▶ [EXERCISE INSTRUCTIONS]
Go through the data and copy every line exactly, but not the images.

▶ [THE INPUT]
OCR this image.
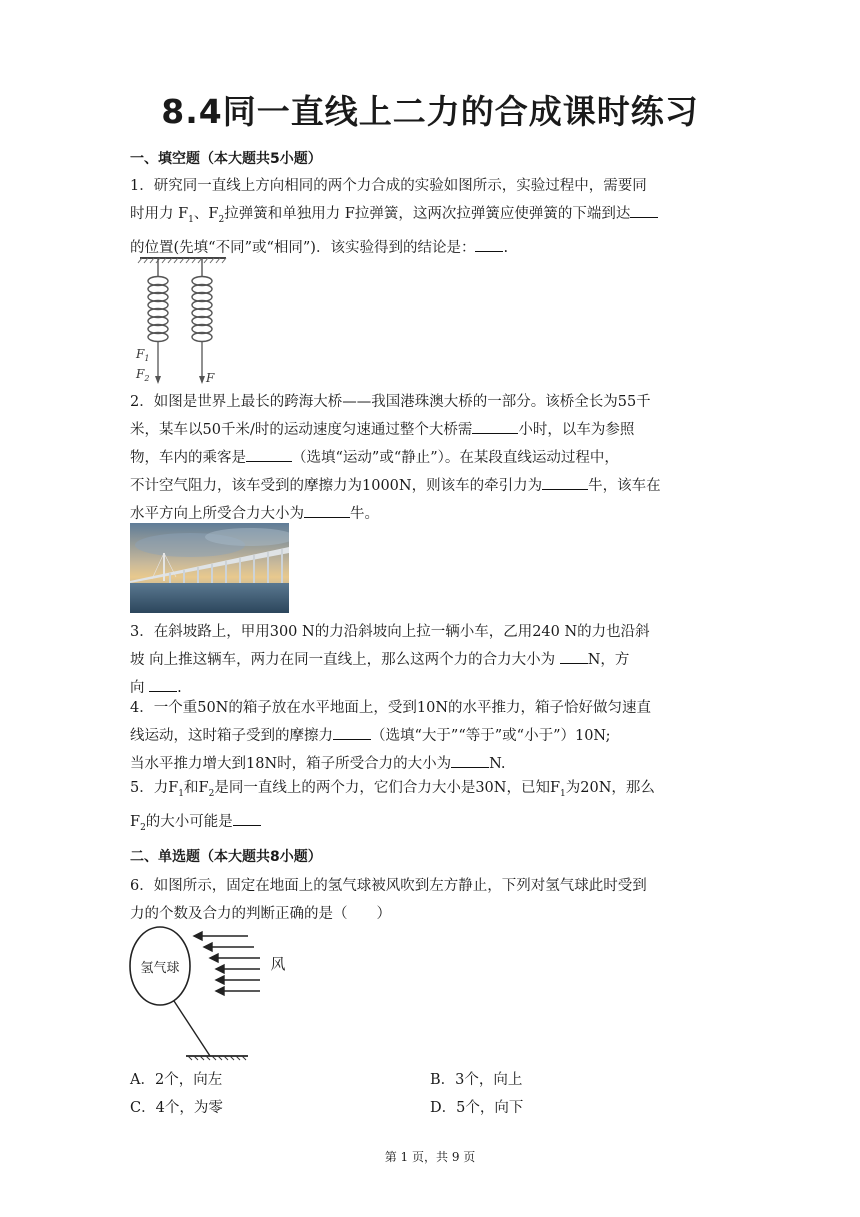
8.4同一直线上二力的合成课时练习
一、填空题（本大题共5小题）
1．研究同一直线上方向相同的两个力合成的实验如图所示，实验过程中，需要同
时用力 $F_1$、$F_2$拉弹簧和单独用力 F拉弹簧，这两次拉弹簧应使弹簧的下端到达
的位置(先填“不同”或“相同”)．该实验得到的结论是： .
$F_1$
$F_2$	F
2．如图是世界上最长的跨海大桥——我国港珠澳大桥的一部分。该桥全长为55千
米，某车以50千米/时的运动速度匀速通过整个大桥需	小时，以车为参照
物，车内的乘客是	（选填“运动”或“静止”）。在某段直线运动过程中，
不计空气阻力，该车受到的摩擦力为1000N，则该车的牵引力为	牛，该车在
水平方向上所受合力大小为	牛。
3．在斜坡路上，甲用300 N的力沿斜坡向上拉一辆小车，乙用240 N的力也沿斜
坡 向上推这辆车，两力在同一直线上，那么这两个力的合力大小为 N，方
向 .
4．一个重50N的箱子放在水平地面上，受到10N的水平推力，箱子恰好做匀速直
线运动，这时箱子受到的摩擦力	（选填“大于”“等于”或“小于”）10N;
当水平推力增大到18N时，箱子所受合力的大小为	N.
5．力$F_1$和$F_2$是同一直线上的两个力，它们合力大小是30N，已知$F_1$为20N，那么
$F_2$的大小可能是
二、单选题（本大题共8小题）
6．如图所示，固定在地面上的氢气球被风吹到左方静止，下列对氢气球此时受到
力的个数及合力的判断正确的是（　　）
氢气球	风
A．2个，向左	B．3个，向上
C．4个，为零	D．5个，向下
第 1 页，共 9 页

▶ [TASK RESULT]
OCR this image.
8.4同一直线上二力的合成课时练习
一、填空题（本大题共5小题）
1．研究同一直线上方向相同的两个力合成的实验如图所示，实验过程中，需要同
时用力 $F_1$、$F_2$拉弹簧和单独用力 F拉弹簧，这两次拉弹簧应使弹簧的下端到达
的位置(先填“不同”或“相同”)．该实验得到的结论是： .
$F_1$
$F_2$	F
2．如图是世界上最长的跨海大桥——我国港珠澳大桥的一部分。该桥全长为55千
米，某车以50千米/时的运动速度匀速通过整个大桥需	小时，以车为参照
物，车内的乘客是	（选填“运动”或“静止”）。在某段直线运动过程中，
不计空气阻力，该车受到的摩擦力为1000N，则该车的牵引力为	牛，该车在
水平方向上所受合力大小为	牛。
3．在斜坡路上，甲用300 N的力沿斜坡向上拉一辆小车，乙用240 N的力也沿斜
坡 向上推这辆车，两力在同一直线上，那么这两个力的合力大小为 N，方
向 .
4．一个重50N的箱子放在水平地面上，受到10N的水平推力，箱子恰好做匀速直
线运动，这时箱子受到的摩擦力	（选填“大于”“等于”或“小于”）10N;
当水平推力增大到18N时，箱子所受合力的大小为	N.
5．力$F_1$和$F_2$是同一直线上的两个力，它们合力大小是30N，已知$F_1$为20N，那么
$F_2$的大小可能是
二、单选题（本大题共8小题）
6．如图所示，固定在地面上的氢气球被风吹到左方静止，下列对氢气球此时受到
力的个数及合力的判断正确的是（　　）
氢气球	风
A．2个，向左	B．3个，向上
C．4个，为零	D．5个，向下
第 1 页，共 9 页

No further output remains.